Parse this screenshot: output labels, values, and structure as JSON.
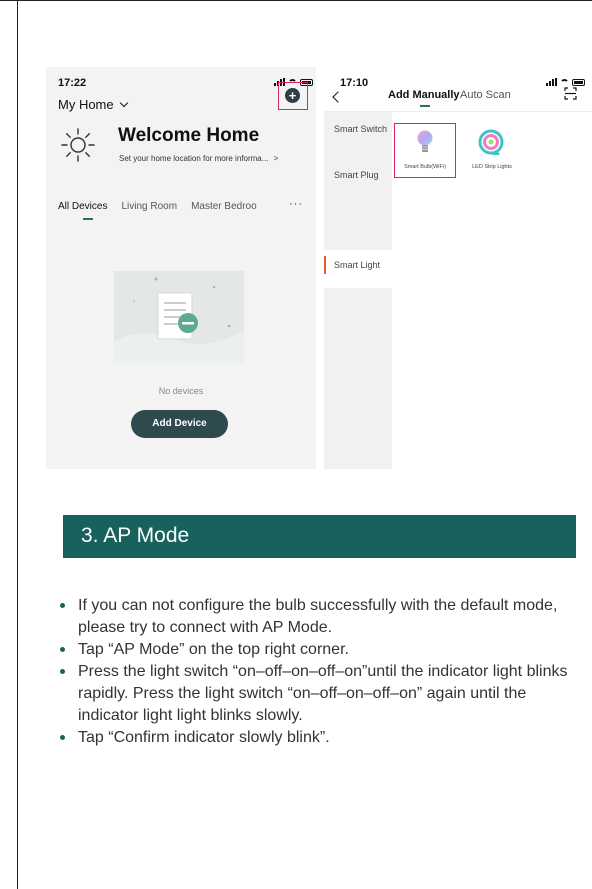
{
  "phone1": {
    "time": "17:22",
    "home_title": "My Home",
    "welcome_title": "Welcome Home",
    "location_hint": "Set your home location for more informa...",
    "location_arrow": ">",
    "add_symbol": "+",
    "tabs": [
      "All Devices",
      "Living Room",
      "Master Bedroo"
    ],
    "more_label": "···",
    "empty_text": "No devices",
    "add_device_label": "Add Device"
  },
  "phone2": {
    "time": "17:10",
    "tabs": {
      "manual": "Add Manually",
      "scan": "Auto Scan"
    },
    "categories": [
      "Smart Switch",
      "Smart Plug",
      "Smart Light"
    ],
    "products": [
      "Smart Bulb(WiFi)",
      "LED Strip Lights"
    ]
  },
  "section": {
    "title": "3. AP Mode"
  },
  "bullets": [
    "If you can not configure the bulb successfully with the default mode, please try to connect with AP Mode.",
    "Tap “AP Mode” on the top right corner.",
    "Press the light switch “on–off–on–off–on”until the indicator light blinks rapidly. Press the light switch “on–off–on–off–on” again until the indicator light light blinks slowly.",
    "Tap “Confirm indicator slowly blink”."
  ],
  "colors": {
    "accent_teal": "#17625c",
    "highlight_pink": "#e0245e",
    "button_dark": "#2e4a4f",
    "active_category_bar": "#e85a2c"
  },
  "icons": [
    "sun-icon",
    "add-circle-icon",
    "chevron-down-icon",
    "back-chevron-icon",
    "scan-icon",
    "bulb-icon",
    "led-strip-icon",
    "empty-state-illustration"
  ]
}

* * * * *

## WHAT YOU NEED TO DO
Omit the pictures and reproduce the listing exactly.

## WRITTEN RESPONSE
Parse this screenshot: output labels, values, and structure as JSON.
{
  "phone1": {
    "time": "17:22",
    "home_title": "My Home",
    "welcome_title": "Welcome Home",
    "location_hint": "Set your home location for more informa...",
    "location_arrow": ">",
    "add_symbol": "+",
    "tabs": [
      "All Devices",
      "Living Room",
      "Master Bedroo"
    ],
    "more_label": "···",
    "empty_text": "No devices",
    "add_device_label": "Add Device"
  },
  "phone2": {
    "time": "17:10",
    "tabs": {
      "manual": "Add Manually",
      "scan": "Auto Scan"
    },
    "categories": [
      "Smart Switch",
      "Smart Plug",
      "Smart Light"
    ],
    "products": [
      "Smart Bulb(WiFi)",
      "LED Strip Lights"
    ]
  },
  "section": {
    "title": "3. AP Mode"
  },
  "bullets": [
    "If you can not configure the bulb successfully with the default mode, please try to connect with AP Mode.",
    "Tap “AP Mode” on the top right corner.",
    "Press the light switch “on–off–on–off–on”until the indicator light blinks rapidly. Press the light switch “on–off–on–off–on” again until the indicator light light blinks slowly.",
    "Tap “Confirm indicator slowly blink”."
  ],
  "colors": {
    "accent_teal": "#17625c",
    "highlight_pink": "#e0245e",
    "button_dark": "#2e4a4f",
    "active_category_bar": "#e85a2c"
  },
  "icons": [
    "sun-icon",
    "add-circle-icon",
    "chevron-down-icon",
    "back-chevron-icon",
    "scan-icon",
    "bulb-icon",
    "led-strip-icon",
    "empty-state-illustration"
  ]
}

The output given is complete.